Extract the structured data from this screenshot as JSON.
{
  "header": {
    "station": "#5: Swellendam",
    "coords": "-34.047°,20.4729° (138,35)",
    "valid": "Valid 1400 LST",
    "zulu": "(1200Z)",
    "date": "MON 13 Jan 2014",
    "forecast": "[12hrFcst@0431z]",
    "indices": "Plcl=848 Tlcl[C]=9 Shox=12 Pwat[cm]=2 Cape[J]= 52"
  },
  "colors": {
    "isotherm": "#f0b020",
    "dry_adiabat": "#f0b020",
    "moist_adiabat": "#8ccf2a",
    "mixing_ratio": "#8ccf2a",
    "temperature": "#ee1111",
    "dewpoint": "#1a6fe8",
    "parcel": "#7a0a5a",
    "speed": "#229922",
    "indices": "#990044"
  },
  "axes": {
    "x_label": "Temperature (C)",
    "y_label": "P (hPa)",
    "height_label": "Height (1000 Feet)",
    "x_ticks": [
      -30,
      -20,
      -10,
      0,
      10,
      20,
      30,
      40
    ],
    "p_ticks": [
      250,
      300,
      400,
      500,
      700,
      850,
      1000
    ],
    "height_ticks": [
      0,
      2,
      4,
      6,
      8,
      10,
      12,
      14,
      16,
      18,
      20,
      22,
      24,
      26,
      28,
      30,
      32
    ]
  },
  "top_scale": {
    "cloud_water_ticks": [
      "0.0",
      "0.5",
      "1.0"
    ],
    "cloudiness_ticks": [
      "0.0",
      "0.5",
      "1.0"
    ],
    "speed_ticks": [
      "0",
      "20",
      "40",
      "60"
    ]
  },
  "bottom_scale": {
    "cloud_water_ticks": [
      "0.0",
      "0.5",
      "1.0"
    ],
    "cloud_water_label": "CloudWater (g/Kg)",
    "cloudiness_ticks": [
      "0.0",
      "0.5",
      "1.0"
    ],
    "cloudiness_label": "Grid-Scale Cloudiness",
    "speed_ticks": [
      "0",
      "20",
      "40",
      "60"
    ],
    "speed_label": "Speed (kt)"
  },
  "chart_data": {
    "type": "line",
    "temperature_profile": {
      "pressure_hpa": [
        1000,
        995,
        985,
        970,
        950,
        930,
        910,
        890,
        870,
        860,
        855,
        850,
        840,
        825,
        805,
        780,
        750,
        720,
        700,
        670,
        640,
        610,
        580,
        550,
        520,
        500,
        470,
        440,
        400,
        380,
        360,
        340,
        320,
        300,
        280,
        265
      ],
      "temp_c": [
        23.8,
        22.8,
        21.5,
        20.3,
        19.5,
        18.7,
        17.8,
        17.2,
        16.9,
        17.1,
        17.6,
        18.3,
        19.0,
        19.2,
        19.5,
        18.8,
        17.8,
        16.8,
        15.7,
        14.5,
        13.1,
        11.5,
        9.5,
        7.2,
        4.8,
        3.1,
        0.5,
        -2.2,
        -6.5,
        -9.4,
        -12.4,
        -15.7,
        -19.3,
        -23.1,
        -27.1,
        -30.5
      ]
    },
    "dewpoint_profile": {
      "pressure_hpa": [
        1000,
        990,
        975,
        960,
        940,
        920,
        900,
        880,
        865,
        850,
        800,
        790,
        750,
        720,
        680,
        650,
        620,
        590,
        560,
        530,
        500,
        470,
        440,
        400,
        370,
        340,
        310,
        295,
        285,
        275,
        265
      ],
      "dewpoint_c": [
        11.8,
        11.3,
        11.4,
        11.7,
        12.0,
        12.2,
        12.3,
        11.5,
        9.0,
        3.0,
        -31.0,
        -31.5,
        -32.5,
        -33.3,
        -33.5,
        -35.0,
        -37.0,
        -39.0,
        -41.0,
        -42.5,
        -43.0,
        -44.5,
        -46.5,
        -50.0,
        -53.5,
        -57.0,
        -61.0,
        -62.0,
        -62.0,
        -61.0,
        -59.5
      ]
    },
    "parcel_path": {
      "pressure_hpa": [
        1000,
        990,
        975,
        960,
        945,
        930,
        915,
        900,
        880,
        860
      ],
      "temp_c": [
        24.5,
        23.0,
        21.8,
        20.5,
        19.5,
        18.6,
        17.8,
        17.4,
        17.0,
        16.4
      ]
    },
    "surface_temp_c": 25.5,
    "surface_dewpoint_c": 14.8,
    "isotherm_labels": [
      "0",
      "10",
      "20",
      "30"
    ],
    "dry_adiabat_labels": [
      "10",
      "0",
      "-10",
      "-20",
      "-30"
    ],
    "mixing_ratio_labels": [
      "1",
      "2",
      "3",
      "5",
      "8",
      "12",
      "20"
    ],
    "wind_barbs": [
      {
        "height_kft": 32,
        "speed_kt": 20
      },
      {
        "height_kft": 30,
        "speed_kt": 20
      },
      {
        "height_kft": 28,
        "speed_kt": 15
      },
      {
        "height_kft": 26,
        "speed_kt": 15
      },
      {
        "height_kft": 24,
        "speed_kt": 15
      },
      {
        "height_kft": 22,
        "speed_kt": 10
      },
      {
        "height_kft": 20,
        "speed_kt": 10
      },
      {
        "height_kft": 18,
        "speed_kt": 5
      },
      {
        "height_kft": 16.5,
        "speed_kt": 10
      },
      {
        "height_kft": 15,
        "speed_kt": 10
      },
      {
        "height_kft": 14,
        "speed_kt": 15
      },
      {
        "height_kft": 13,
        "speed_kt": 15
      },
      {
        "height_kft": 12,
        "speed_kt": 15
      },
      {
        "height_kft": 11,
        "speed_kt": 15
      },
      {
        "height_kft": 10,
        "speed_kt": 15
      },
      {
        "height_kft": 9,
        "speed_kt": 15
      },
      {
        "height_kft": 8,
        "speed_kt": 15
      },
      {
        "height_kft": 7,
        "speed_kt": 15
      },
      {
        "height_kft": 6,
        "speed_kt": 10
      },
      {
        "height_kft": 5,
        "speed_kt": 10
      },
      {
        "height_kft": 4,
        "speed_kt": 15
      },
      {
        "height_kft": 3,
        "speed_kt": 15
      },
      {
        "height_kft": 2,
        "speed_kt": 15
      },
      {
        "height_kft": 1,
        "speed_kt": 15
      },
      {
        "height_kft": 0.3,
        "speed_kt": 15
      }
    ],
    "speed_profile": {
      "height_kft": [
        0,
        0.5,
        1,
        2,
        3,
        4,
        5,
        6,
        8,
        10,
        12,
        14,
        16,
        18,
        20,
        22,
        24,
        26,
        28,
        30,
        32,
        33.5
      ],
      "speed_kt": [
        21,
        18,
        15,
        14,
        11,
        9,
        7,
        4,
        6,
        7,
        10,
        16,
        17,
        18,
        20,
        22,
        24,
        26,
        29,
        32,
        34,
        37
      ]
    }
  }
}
=-=-=
• [WORK TO DO]: Take the listing above and write it out again exactly.

• [FULL ANSWER]:
Extract the structured data from this screenshot as JSON.
{
  "header": {
    "station": "#5: Swellendam",
    "coords": "-34.047°,20.4729° (138,35)",
    "valid": "Valid 1400 LST",
    "zulu": "(1200Z)",
    "date": "MON 13 Jan 2014",
    "forecast": "[12hrFcst@0431z]",
    "indices": "Plcl=848 Tlcl[C]=9 Shox=12 Pwat[cm]=2 Cape[J]= 52"
  },
  "colors": {
    "isotherm": "#f0b020",
    "dry_adiabat": "#f0b020",
    "moist_adiabat": "#8ccf2a",
    "mixing_ratio": "#8ccf2a",
    "temperature": "#ee1111",
    "dewpoint": "#1a6fe8",
    "parcel": "#7a0a5a",
    "speed": "#229922",
    "indices": "#990044"
  },
  "axes": {
    "x_label": "Temperature (C)",
    "y_label": "P (hPa)",
    "height_label": "Height (1000 Feet)",
    "x_ticks": [
      -30,
      -20,
      -10,
      0,
      10,
      20,
      30,
      40
    ],
    "p_ticks": [
      250,
      300,
      400,
      500,
      700,
      850,
      1000
    ],
    "height_ticks": [
      0,
      2,
      4,
      6,
      8,
      10,
      12,
      14,
      16,
      18,
      20,
      22,
      24,
      26,
      28,
      30,
      32
    ]
  },
  "top_scale": {
    "cloud_water_ticks": [
      "0.0",
      "0.5",
      "1.0"
    ],
    "cloudiness_ticks": [
      "0.0",
      "0.5",
      "1.0"
    ],
    "speed_ticks": [
      "0",
      "20",
      "40",
      "60"
    ]
  },
  "bottom_scale": {
    "cloud_water_ticks": [
      "0.0",
      "0.5",
      "1.0"
    ],
    "cloud_water_label": "CloudWater (g/Kg)",
    "cloudiness_ticks": [
      "0.0",
      "0.5",
      "1.0"
    ],
    "cloudiness_label": "Grid-Scale Cloudiness",
    "speed_ticks": [
      "0",
      "20",
      "40",
      "60"
    ],
    "speed_label": "Speed (kt)"
  },
  "chart_data": {
    "type": "line",
    "temperature_profile": {
      "pressure_hpa": [
        1000,
        995,
        985,
        970,
        950,
        930,
        910,
        890,
        870,
        860,
        855,
        850,
        840,
        825,
        805,
        780,
        750,
        720,
        700,
        670,
        640,
        610,
        580,
        550,
        520,
        500,
        470,
        440,
        400,
        380,
        360,
        340,
        320,
        300,
        280,
        265
      ],
      "temp_c": [
        23.8,
        22.8,
        21.5,
        20.3,
        19.5,
        18.7,
        17.8,
        17.2,
        16.9,
        17.1,
        17.6,
        18.3,
        19.0,
        19.2,
        19.5,
        18.8,
        17.8,
        16.8,
        15.7,
        14.5,
        13.1,
        11.5,
        9.5,
        7.2,
        4.8,
        3.1,
        0.5,
        -2.2,
        -6.5,
        -9.4,
        -12.4,
        -15.7,
        -19.3,
        -23.1,
        -27.1,
        -30.5
      ]
    },
    "dewpoint_profile": {
      "pressure_hpa": [
        1000,
        990,
        975,
        960,
        940,
        920,
        900,
        880,
        865,
        850,
        800,
        790,
        750,
        720,
        680,
        650,
        620,
        590,
        560,
        530,
        500,
        470,
        440,
        400,
        370,
        340,
        310,
        295,
        285,
        275,
        265
      ],
      "dewpoint_c": [
        11.8,
        11.3,
        11.4,
        11.7,
        12.0,
        12.2,
        12.3,
        11.5,
        9.0,
        3.0,
        -31.0,
        -31.5,
        -32.5,
        -33.3,
        -33.5,
        -35.0,
        -37.0,
        -39.0,
        -41.0,
        -42.5,
        -43.0,
        -44.5,
        -46.5,
        -50.0,
        -53.5,
        -57.0,
        -61.0,
        -62.0,
        -62.0,
        -61.0,
        -59.5
      ]
    },
    "parcel_path": {
      "pressure_hpa": [
        1000,
        990,
        975,
        960,
        945,
        930,
        915,
        900,
        880,
        860
      ],
      "temp_c": [
        24.5,
        23.0,
        21.8,
        20.5,
        19.5,
        18.6,
        17.8,
        17.4,
        17.0,
        16.4
      ]
    },
    "surface_temp_c": 25.5,
    "surface_dewpoint_c": 14.8,
    "isotherm_labels": [
      "0",
      "10",
      "20",
      "30"
    ],
    "dry_adiabat_labels": [
      "10",
      "0",
      "-10",
      "-20",
      "-30"
    ],
    "mixing_ratio_labels": [
      "1",
      "2",
      "3",
      "5",
      "8",
      "12",
      "20"
    ],
    "wind_barbs": [
      {
        "height_kft": 32,
        "speed_kt": 20
      },
      {
        "height_kft": 30,
        "speed_kt": 20
      },
      {
        "height_kft": 28,
        "speed_kt": 15
      },
      {
        "height_kft": 26,
        "speed_kt": 15
      },
      {
        "height_kft": 24,
        "speed_kt": 15
      },
      {
        "height_kft": 22,
        "speed_kt": 10
      },
      {
        "height_kft": 20,
        "speed_kt": 10
      },
      {
        "height_kft": 18,
        "speed_kt": 5
      },
      {
        "height_kft": 16.5,
        "speed_kt": 10
      },
      {
        "height_kft": 15,
        "speed_kt": 10
      },
      {
        "height_kft": 14,
        "speed_kt": 15
      },
      {
        "height_kft": 13,
        "speed_kt": 15
      },
      {
        "height_kft": 12,
        "speed_kt": 15
      },
      {
        "height_kft": 11,
        "speed_kt": 15
      },
      {
        "height_kft": 10,
        "speed_kt": 15
      },
      {
        "height_kft": 9,
        "speed_kt": 15
      },
      {
        "height_kft": 8,
        "speed_kt": 15
      },
      {
        "height_kft": 7,
        "speed_kt": 15
      },
      {
        "height_kft": 6,
        "speed_kt": 10
      },
      {
        "height_kft": 5,
        "speed_kt": 10
      },
      {
        "height_kft": 4,
        "speed_kt": 15
      },
      {
        "height_kft": 3,
        "speed_kt": 15
      },
      {
        "height_kft": 2,
        "speed_kt": 15
      },
      {
        "height_kft": 1,
        "speed_kt": 15
      },
      {
        "height_kft": 0.3,
        "speed_kt": 15
      }
    ],
    "speed_profile": {
      "height_kft": [
        0,
        0.5,
        1,
        2,
        3,
        4,
        5,
        6,
        8,
        10,
        12,
        14,
        16,
        18,
        20,
        22,
        24,
        26,
        28,
        30,
        32,
        33.5
      ],
      "speed_kt": [
        21,
        18,
        15,
        14,
        11,
        9,
        7,
        4,
        6,
        7,
        10,
        16,
        17,
        18,
        20,
        22,
        24,
        26,
        29,
        32,
        34,
        37
      ]
    }
  }
}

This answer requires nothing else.